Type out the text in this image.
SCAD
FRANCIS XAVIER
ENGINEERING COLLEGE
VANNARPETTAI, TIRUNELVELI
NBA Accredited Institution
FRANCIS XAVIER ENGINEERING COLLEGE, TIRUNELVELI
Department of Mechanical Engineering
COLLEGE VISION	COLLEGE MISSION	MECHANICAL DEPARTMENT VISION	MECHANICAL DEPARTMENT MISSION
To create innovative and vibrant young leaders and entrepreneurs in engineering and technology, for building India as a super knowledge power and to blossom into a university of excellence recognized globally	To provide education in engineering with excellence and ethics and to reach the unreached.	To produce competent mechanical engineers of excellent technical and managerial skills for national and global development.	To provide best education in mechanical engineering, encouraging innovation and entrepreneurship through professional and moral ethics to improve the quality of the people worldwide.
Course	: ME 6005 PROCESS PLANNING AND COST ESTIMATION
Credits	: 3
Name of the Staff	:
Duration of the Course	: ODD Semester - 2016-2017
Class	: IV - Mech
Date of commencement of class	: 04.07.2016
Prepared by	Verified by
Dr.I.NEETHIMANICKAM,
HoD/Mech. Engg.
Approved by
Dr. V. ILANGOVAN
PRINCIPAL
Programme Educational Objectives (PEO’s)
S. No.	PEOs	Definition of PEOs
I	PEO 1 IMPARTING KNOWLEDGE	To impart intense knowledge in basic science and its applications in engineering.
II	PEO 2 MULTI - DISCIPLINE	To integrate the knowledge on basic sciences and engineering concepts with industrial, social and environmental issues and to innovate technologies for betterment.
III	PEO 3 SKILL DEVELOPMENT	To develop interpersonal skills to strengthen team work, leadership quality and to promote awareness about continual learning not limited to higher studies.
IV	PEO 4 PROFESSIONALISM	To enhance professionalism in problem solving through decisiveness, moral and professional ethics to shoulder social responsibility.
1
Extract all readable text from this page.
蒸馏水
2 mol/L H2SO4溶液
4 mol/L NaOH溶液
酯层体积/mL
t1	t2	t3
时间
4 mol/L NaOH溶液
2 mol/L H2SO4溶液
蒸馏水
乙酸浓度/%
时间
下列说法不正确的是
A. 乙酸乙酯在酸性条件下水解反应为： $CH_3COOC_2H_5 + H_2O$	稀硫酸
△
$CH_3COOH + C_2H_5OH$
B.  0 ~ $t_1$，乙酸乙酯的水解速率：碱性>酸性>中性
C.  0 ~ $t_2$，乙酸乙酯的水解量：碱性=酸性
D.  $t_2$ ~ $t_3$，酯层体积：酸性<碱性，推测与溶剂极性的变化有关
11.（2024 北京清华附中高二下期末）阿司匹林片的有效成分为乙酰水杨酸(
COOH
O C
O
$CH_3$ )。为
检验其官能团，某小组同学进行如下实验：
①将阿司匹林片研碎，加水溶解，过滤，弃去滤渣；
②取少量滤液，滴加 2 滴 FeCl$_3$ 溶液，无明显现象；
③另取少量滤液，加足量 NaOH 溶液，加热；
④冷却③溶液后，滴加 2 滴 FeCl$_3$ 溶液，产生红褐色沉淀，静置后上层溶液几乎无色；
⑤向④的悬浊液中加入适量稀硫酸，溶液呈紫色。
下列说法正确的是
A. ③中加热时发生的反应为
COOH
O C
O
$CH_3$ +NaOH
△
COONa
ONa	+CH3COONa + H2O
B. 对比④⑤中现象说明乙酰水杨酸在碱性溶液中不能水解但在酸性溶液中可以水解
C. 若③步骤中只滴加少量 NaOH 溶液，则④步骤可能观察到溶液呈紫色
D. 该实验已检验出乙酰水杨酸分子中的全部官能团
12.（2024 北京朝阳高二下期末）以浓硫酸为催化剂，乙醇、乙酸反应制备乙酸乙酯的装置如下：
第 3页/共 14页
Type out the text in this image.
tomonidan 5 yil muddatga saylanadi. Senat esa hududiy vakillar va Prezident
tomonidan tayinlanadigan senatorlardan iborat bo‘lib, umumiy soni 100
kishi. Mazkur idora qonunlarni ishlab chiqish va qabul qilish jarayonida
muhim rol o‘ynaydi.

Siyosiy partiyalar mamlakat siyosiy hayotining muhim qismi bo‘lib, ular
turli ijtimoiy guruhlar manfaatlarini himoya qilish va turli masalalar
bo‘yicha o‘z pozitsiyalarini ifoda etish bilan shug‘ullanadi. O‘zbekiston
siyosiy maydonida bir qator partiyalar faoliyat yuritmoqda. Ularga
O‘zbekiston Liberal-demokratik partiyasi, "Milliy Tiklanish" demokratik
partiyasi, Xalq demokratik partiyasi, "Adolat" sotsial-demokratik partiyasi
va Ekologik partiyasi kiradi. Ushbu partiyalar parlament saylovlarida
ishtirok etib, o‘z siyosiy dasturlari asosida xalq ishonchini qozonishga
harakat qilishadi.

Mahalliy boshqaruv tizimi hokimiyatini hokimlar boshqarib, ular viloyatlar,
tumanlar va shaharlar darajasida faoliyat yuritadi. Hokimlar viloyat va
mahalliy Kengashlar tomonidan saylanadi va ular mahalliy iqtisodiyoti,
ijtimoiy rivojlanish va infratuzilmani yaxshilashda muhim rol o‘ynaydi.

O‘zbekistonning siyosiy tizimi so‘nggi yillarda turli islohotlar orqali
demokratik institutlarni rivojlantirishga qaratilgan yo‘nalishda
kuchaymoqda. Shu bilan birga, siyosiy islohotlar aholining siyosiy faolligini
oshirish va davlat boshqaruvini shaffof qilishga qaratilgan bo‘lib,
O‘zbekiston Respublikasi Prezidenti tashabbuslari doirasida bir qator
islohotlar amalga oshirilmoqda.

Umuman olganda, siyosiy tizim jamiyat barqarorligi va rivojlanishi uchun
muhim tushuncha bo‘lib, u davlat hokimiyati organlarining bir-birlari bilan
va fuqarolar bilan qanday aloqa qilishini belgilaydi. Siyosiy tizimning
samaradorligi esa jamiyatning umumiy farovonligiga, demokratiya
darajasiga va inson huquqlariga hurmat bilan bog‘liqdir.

• • • • •

◆ Task to complete
Can you restate every record above word for word?

◆ Result
Type out the text in this image.
SCAD
FRANCIS XAVIER
ENGINEERING COLLEGE
VANNARPETTAI, TIRUNELVELI
NBA Accredited Institution
FRANCIS XAVIER ENGINEERING COLLEGE, TIRUNELVELI
Department of Mechanical Engineering
COLLEGE VISION	COLLEGE MISSION	MECHANICAL DEPARTMENT VISION	MECHANICAL DEPARTMENT MISSION
To create innovative and vibrant young leaders and entrepreneurs in engineering and technology, for building India as a super knowledge power and to blossom into a university of excellence recognized globally	To provide education in engineering with excellence and ethics and to reach the unreached.	To produce competent mechanical engineers of excellent technical and managerial skills for national and global development.	To provide best education in mechanical engineering, encouraging innovation and entrepreneurship through professional and moral ethics to improve the quality of the people worldwide.
Course	: ME 6005 PROCESS PLANNING AND COST ESTIMATION
Credits	: 3
Name of the Staff	:
Duration of the Course	: ODD Semester - 2016-2017
Class	: IV - Mech
Date of commencement of class	: 04.07.2016
Prepared by	Verified by
Dr.I.NEETHIMANICKAM,
HoD/Mech. Engg.
Approved by
Dr. V. ILANGOVAN
PRINCIPAL
Programme Educational Objectives (PEO’s)
S. No.	PEOs	Definition of PEOs
I	PEO 1 IMPARTING KNOWLEDGE	To impart intense knowledge in basic science and its applications in engineering.
II	PEO 2 MULTI - DISCIPLINE	To integrate the knowledge on basic sciences and engineering concepts with industrial, social and environmental issues and to innovate technologies for betterment.
III	PEO 3 SKILL DEVELOPMENT	To develop interpersonal skills to strengthen team work, leadership quality and to promote awareness about continual learning not limited to higher studies.
IV	PEO 4 PROFESSIONALISM	To enhance professionalism in problem solving through decisiveness, moral and professional ethics to shoulder social responsibility.
1
Extract all readable text from this page.
蒸馏水
2 mol/L H2SO4溶液
4 mol/L NaOH溶液
酯层体积/mL
t1	t2	t3
时间
4 mol/L NaOH溶液
2 mol/L H2SO4溶液
蒸馏水
乙酸浓度/%
时间
下列说法不正确的是
A. 乙酸乙酯在酸性条件下水解反应为： $CH_3COOC_2H_5 + H_2O$	稀硫酸
△
$CH_3COOH + C_2H_5OH$
B.  0 ~ $t_1$，乙酸乙酯的水解速率：碱性>酸性>中性
C.  0 ~ $t_2$，乙酸乙酯的水解量：碱性=酸性
D.  $t_2$ ~ $t_3$，酯层体积：酸性<碱性，推测与溶剂极性的变化有关
11.（2024 北京清华附中高二下期末）阿司匹林片的有效成分为乙酰水杨酸(
COOH
O C
O
$CH_3$ )。为
检验其官能团，某小组同学进行如下实验：
①将阿司匹林片研碎，加水溶解，过滤，弃去滤渣；
②取少量滤液，滴加 2 滴 FeCl$_3$ 溶液，无明显现象；
③另取少量滤液，加足量 NaOH 溶液，加热；
④冷却③溶液后，滴加 2 滴 FeCl$_3$ 溶液，产生红褐色沉淀，静置后上层溶液几乎无色；
⑤向④的悬浊液中加入适量稀硫酸，溶液呈紫色。
下列说法正确的是
A. ③中加热时发生的反应为
COOH
O C
O
$CH_3$ +NaOH
△
COONa
ONa	+CH3COONa + H2O
B. 对比④⑤中现象说明乙酰水杨酸在碱性溶液中不能水解但在酸性溶液中可以水解
C. 若③步骤中只滴加少量 NaOH 溶液，则④步骤可能观察到溶液呈紫色
D. 该实验已检验出乙酰水杨酸分子中的全部官能团
12.（2024 北京朝阳高二下期末）以浓硫酸为催化剂，乙醇、乙酸反应制备乙酸乙酯的装置如下：
第 3页/共 14页
Type out the text in this image.
tomonidan 5 yil muddatga saylanadi. Senat esa hududiy vakillar va Prezident
tomonidan tayinlanadigan senatorlardan iborat bo‘lib, umumiy soni 100
kishi. Mazkur idora qonunlarni ishlab chiqish va qabul qilish jarayonida
muhim rol o‘ynaydi.

Siyosiy partiyalar mamlakat siyosiy hayotining muhim qismi bo‘lib, ular
turli ijtimoiy guruhlar manfaatlarini himoya qilish va turli masalalar
bo‘yicha o‘z pozitsiyalarini ifoda etish bilan shug‘ullanadi. O‘zbekiston
siyosiy maydonida bir qator partiyalar faoliyat yuritmoqda. Ularga
O‘zbekiston Liberal-demokratik partiyasi, "Milliy Tiklanish" demokratik
partiyasi, Xalq demokratik partiyasi, "Adolat" sotsial-demokratik partiyasi
va Ekologik partiyasi kiradi. Ushbu partiyalar parlament saylovlarida
ishtirok etib, o‘z siyosiy dasturlari asosida xalq ishonchini qozonishga
harakat qilishadi.

Mahalliy boshqaruv tizimi hokimiyatini hokimlar boshqarib, ular viloyatlar,
tumanlar va shaharlar darajasida faoliyat yuritadi. Hokimlar viloyat va
mahalliy Kengashlar tomonidan saylanadi va ular mahalliy iqtisodiyoti,
ijtimoiy rivojlanish va infratuzilmani yaxshilashda muhim rol o‘ynaydi.

O‘zbekistonning siyosiy tizimi so‘nggi yillarda turli islohotlar orqali
demokratik institutlarni rivojlantirishga qaratilgan yo‘nalishda
kuchaymoqda. Shu bilan birga, siyosiy islohotlar aholining siyosiy faolligini
oshirish va davlat boshqaruvini shaffof qilishga qaratilgan bo‘lib,
O‘zbekiston Respublikasi Prezidenti tashabbuslari doirasida bir qator
islohotlar amalga oshirilmoqda.

Umuman olganda, siyosiy tizim jamiyat barqarorligi va rivojlanishi uchun
muhim tushuncha bo‘lib, u davlat hokimiyati organlarining bir-birlari bilan
va fuqarolar bilan qanday aloqa qilishini belgilaydi. Siyosiy tizimning
samaradorligi esa jamiyatning umumiy farovonligiga, demokratiya
darajasiga va inson huquqlariga hurmat bilan bog‘liqdir.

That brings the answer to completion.